■ **WRITTEN TASK**
Search the records below for the word "this" and show every line where it occurs.

■ **DATA TO PROCESS**
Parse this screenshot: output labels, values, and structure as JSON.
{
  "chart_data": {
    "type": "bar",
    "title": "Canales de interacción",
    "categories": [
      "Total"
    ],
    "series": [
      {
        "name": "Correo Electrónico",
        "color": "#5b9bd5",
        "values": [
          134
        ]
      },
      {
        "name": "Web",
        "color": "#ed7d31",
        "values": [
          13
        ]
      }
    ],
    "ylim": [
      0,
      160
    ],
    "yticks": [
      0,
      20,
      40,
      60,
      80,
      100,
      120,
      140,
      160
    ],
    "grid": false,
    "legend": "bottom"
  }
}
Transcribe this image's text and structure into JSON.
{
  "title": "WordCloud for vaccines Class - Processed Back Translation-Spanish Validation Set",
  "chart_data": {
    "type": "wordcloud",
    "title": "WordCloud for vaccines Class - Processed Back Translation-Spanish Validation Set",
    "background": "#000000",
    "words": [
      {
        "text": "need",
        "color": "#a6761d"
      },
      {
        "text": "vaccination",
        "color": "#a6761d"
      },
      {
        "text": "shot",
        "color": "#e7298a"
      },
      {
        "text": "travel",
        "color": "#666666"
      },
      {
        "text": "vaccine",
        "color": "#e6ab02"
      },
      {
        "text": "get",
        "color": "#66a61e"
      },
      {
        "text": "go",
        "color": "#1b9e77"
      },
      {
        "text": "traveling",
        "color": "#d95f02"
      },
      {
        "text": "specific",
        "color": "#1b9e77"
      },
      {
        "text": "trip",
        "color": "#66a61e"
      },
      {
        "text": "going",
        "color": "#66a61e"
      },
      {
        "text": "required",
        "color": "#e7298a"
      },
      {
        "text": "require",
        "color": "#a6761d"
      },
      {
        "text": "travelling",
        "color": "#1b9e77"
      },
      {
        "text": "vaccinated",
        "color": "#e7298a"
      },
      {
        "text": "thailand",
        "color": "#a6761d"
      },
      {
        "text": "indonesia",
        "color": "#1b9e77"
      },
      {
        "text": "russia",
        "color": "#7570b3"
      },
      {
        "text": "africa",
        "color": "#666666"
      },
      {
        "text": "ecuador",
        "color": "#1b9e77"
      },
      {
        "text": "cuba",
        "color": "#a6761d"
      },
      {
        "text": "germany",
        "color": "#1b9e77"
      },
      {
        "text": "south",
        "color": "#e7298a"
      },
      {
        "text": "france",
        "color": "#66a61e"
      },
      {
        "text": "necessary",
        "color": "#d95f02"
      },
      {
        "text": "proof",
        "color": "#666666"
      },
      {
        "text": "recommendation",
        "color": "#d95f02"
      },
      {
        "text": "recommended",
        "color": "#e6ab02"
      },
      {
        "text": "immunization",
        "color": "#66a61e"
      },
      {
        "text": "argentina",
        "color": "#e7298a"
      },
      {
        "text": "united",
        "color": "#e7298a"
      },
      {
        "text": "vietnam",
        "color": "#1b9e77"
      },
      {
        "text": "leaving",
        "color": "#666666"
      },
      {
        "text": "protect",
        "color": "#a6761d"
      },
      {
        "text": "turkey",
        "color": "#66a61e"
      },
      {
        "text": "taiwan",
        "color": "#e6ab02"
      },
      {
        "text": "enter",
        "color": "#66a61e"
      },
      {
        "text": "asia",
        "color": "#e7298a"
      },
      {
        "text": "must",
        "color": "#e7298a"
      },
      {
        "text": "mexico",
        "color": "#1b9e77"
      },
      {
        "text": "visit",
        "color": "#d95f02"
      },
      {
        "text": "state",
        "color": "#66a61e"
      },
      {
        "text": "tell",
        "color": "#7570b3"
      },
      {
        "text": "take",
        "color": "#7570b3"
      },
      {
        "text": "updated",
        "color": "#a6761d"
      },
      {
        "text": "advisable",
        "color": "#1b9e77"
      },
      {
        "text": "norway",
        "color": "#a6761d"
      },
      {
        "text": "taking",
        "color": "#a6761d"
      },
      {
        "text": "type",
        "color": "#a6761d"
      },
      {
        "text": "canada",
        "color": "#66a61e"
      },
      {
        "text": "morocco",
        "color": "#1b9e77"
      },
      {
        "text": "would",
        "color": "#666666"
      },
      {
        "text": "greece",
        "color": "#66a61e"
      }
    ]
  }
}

■ **ANSWER TO THE TASK**
Parse this screenshot: output labels, values, and structure as JSON.
Transcribe this image's text and structure into JSON.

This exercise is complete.